WHAT THE EXERCISE ASKS: Answer with a number only: how many lines of the data contain "index"?

MATERIAL FOR THIS TASK:

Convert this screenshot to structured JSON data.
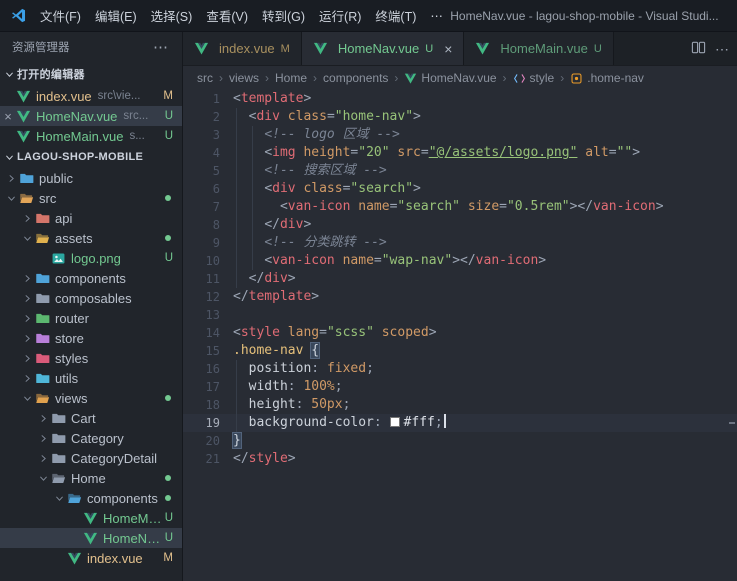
{
  "window": {
    "title": "HomeNav.vue - lagou-shop-mobile - Visual Studi..."
  },
  "menu_bar": {
    "items": [
      "文件(F)",
      "编辑(E)",
      "选择(S)",
      "查看(V)",
      "转到(G)",
      "运行(R)",
      "终端(T)",
      "⋯"
    ]
  },
  "icons": {
    "close": "×",
    "more": "⋯",
    "chevron_right": "›",
    "chevron_down": "⌄"
  },
  "colors": {
    "modified": "#E2C08D",
    "untracked": "#73C991",
    "accent_blue": "#3BA0E8",
    "editor_bg": "#282c34",
    "sidebar_bg": "#21252b",
    "tag": "#e06c75",
    "attribute": "#d19a66",
    "string": "#98c379",
    "selector": "#e5c07b"
  },
  "sidebar": {
    "title": "资源管理器",
    "sections": {
      "open_editors": "打开的编辑器",
      "project": "LAGOU-SHOP-MOBILE"
    },
    "open_editors": [
      {
        "name": "index.vue",
        "path": "src\\vie...",
        "badge": "M",
        "status": "m",
        "active": false
      },
      {
        "name": "HomeNav.vue",
        "path": "src...",
        "badge": "U",
        "status": "u",
        "active": true
      },
      {
        "name": "HomeMain.vue",
        "path": "s...",
        "badge": "U",
        "status": "u",
        "active": false
      }
    ],
    "tree": [
      {
        "label": "public",
        "depth": 0,
        "kind": "folder",
        "open": false,
        "color": "#4FA3D9"
      },
      {
        "label": "src",
        "depth": 0,
        "kind": "folder",
        "open": true,
        "color": "#E2A558",
        "dot": true
      },
      {
        "label": "api",
        "depth": 1,
        "kind": "folder",
        "open": false,
        "color": "#D4756A"
      },
      {
        "label": "assets",
        "depth": 1,
        "kind": "folder",
        "open": true,
        "color": "#E0B14E",
        "dot": true
      },
      {
        "label": "logo.png",
        "depth": 2,
        "kind": "file",
        "icon": "image",
        "badge": "U",
        "status": "u"
      },
      {
        "label": "components",
        "depth": 1,
        "kind": "folder",
        "open": false,
        "color": "#4FA3D9"
      },
      {
        "label": "composables",
        "depth": 1,
        "kind": "folder",
        "open": false,
        "color": "#8F9BAD"
      },
      {
        "label": "router",
        "depth": 1,
        "kind": "folder",
        "open": false,
        "color": "#5CB870"
      },
      {
        "label": "store",
        "depth": 1,
        "kind": "folder",
        "open": false,
        "color": "#B87FD9"
      },
      {
        "label": "styles",
        "depth": 1,
        "kind": "folder",
        "open": false,
        "color": "#D95B7A"
      },
      {
        "label": "utils",
        "depth": 1,
        "kind": "folder",
        "open": false,
        "color": "#4FB6D8"
      },
      {
        "label": "views",
        "depth": 1,
        "kind": "folder",
        "open": true,
        "color": "#E0A14E",
        "dot": true
      },
      {
        "label": "Cart",
        "depth": 2,
        "kind": "folder",
        "open": false,
        "color": "#8F9BAD"
      },
      {
        "label": "Category",
        "depth": 2,
        "kind": "folder",
        "open": false,
        "color": "#8F9BAD"
      },
      {
        "label": "CategoryDetail",
        "depth": 2,
        "kind": "folder",
        "open": false,
        "color": "#8F9BAD"
      },
      {
        "label": "Home",
        "depth": 2,
        "kind": "folder",
        "open": true,
        "color": "#8F9BAD",
        "dot": true
      },
      {
        "label": "components",
        "depth": 3,
        "kind": "folder",
        "open": true,
        "color": "#4FA3D9",
        "dot": true
      },
      {
        "label": "HomeMain...",
        "depth": 4,
        "kind": "file",
        "icon": "vue",
        "badge": "U",
        "status": "u"
      },
      {
        "label": "HomeNav.v...",
        "depth": 4,
        "kind": "file",
        "icon": "vue",
        "badge": "U",
        "status": "u",
        "selected": true
      },
      {
        "label": "index.vue",
        "depth": 3,
        "kind": "file",
        "icon": "vue",
        "badge": "M",
        "status": "m"
      }
    ]
  },
  "tabs": [
    {
      "label": "index.vue",
      "badge": "M",
      "status": "m",
      "active": false
    },
    {
      "label": "HomeNav.vue",
      "badge": "U",
      "status": "u",
      "active": true
    },
    {
      "label": "HomeMain.vue",
      "badge": "U",
      "status": "u",
      "active": false
    }
  ],
  "breadcrumb": {
    "items": [
      {
        "label": "src"
      },
      {
        "label": "views"
      },
      {
        "label": "Home"
      },
      {
        "label": "components"
      },
      {
        "label": "HomeNav.vue",
        "icon": "vue"
      },
      {
        "label": "style",
        "icon": "symbol-style"
      },
      {
        "label": ".home-nav",
        "icon": "symbol-class"
      }
    ]
  },
  "editor": {
    "lines": [
      {
        "n": 1,
        "t": [
          [
            "p",
            "<"
          ],
          [
            "g",
            "template"
          ],
          [
            "p",
            ">"
          ]
        ]
      },
      {
        "n": 2,
        "t": [
          [
            "ws",
            "  "
          ],
          [
            "p",
            "<"
          ],
          [
            "g",
            "div"
          ],
          [
            "ws",
            " "
          ],
          [
            "a",
            "class"
          ],
          [
            "p",
            "="
          ],
          [
            "s",
            "\"home-nav\""
          ],
          [
            "p",
            ">"
          ]
        ]
      },
      {
        "n": 3,
        "t": [
          [
            "ws",
            "    "
          ],
          [
            "cm",
            "<!-- logo 区域 -->"
          ]
        ]
      },
      {
        "n": 4,
        "t": [
          [
            "ws",
            "    "
          ],
          [
            "p",
            "<"
          ],
          [
            "g",
            "img"
          ],
          [
            "ws",
            " "
          ],
          [
            "a",
            "height"
          ],
          [
            "p",
            "="
          ],
          [
            "s",
            "\"20\""
          ],
          [
            "ws",
            " "
          ],
          [
            "a",
            "src"
          ],
          [
            "p",
            "="
          ],
          [
            "sl",
            "\"@/assets/logo.png\""
          ],
          [
            "ws",
            " "
          ],
          [
            "a",
            "alt"
          ],
          [
            "p",
            "="
          ],
          [
            "s",
            "\"\""
          ],
          [
            "p",
            ">"
          ]
        ]
      },
      {
        "n": 5,
        "t": [
          [
            "ws",
            "    "
          ],
          [
            "cm",
            "<!-- 搜索区域 -->"
          ]
        ]
      },
      {
        "n": 6,
        "t": [
          [
            "ws",
            "    "
          ],
          [
            "p",
            "<"
          ],
          [
            "g",
            "div"
          ],
          [
            "ws",
            " "
          ],
          [
            "a",
            "class"
          ],
          [
            "p",
            "="
          ],
          [
            "s",
            "\"search\""
          ],
          [
            "p",
            ">"
          ]
        ]
      },
      {
        "n": 7,
        "t": [
          [
            "ws",
            "      "
          ],
          [
            "p",
            "<"
          ],
          [
            "g",
            "van-icon"
          ],
          [
            "ws",
            " "
          ],
          [
            "a",
            "name"
          ],
          [
            "p",
            "="
          ],
          [
            "s",
            "\"search\""
          ],
          [
            "ws",
            " "
          ],
          [
            "a",
            "size"
          ],
          [
            "p",
            "="
          ],
          [
            "s",
            "\"0.5rem\""
          ],
          [
            "p",
            "></"
          ],
          [
            "g",
            "van-icon"
          ],
          [
            "p",
            ">"
          ]
        ]
      },
      {
        "n": 8,
        "t": [
          [
            "ws",
            "    "
          ],
          [
            "p",
            "</"
          ],
          [
            "g",
            "div"
          ],
          [
            "p",
            ">"
          ]
        ]
      },
      {
        "n": 9,
        "t": [
          [
            "ws",
            "    "
          ],
          [
            "cm",
            "<!-- 分类跳转 -->"
          ]
        ]
      },
      {
        "n": 10,
        "t": [
          [
            "ws",
            "    "
          ],
          [
            "p",
            "<"
          ],
          [
            "g",
            "van-icon"
          ],
          [
            "ws",
            " "
          ],
          [
            "a",
            "name"
          ],
          [
            "p",
            "="
          ],
          [
            "s",
            "\"wap-nav\""
          ],
          [
            "p",
            "></"
          ],
          [
            "g",
            "van-icon"
          ],
          [
            "p",
            ">"
          ]
        ]
      },
      {
        "n": 11,
        "t": [
          [
            "ws",
            "  "
          ],
          [
            "p",
            "</"
          ],
          [
            "g",
            "div"
          ],
          [
            "p",
            ">"
          ]
        ]
      },
      {
        "n": 12,
        "t": [
          [
            "p",
            "</"
          ],
          [
            "g",
            "template"
          ],
          [
            "p",
            ">"
          ]
        ]
      },
      {
        "n": 13,
        "t": []
      },
      {
        "n": 14,
        "t": [
          [
            "p",
            "<"
          ],
          [
            "g",
            "style"
          ],
          [
            "ws",
            " "
          ],
          [
            "a",
            "lang"
          ],
          [
            "p",
            "="
          ],
          [
            "s",
            "\"scss\""
          ],
          [
            "ws",
            " "
          ],
          [
            "a",
            "scoped"
          ],
          [
            "p",
            ">"
          ]
        ]
      },
      {
        "n": 15,
        "t": [
          [
            "se",
            ".home-nav"
          ],
          [
            "ws",
            " "
          ],
          [
            "b",
            "{"
          ]
        ]
      },
      {
        "n": 16,
        "t": [
          [
            "ws",
            "  "
          ],
          [
            "pr",
            "position"
          ],
          [
            "p",
            ":"
          ],
          [
            "ws",
            " "
          ],
          [
            "v",
            "fixed"
          ],
          [
            "p",
            ";"
          ]
        ]
      },
      {
        "n": 17,
        "t": [
          [
            "ws",
            "  "
          ],
          [
            "pr",
            "width"
          ],
          [
            "p",
            ":"
          ],
          [
            "ws",
            " "
          ],
          [
            "v",
            "100%"
          ],
          [
            "p",
            ";"
          ]
        ]
      },
      {
        "n": 18,
        "t": [
          [
            "ws",
            "  "
          ],
          [
            "pr",
            "height"
          ],
          [
            "p",
            ":"
          ],
          [
            "ws",
            " "
          ],
          [
            "v",
            "50px"
          ],
          [
            "p",
            ";"
          ]
        ]
      },
      {
        "n": 19,
        "cur": true,
        "cursor": true,
        "t": [
          [
            "ws",
            "  "
          ],
          [
            "pr",
            "background-color"
          ],
          [
            "p",
            ":"
          ],
          [
            "ws",
            " "
          ],
          [
            "sw",
            "#ffffff"
          ],
          [
            "w",
            "#fff"
          ],
          [
            "p",
            ";"
          ]
        ]
      },
      {
        "n": 20,
        "t": [
          [
            "b",
            "}"
          ]
        ]
      },
      {
        "n": 21,
        "t": [
          [
            "p",
            "</"
          ],
          [
            "g",
            "style"
          ],
          [
            "p",
            ">"
          ]
        ]
      }
    ]
  }
}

EXERCISE RESPONSE: 3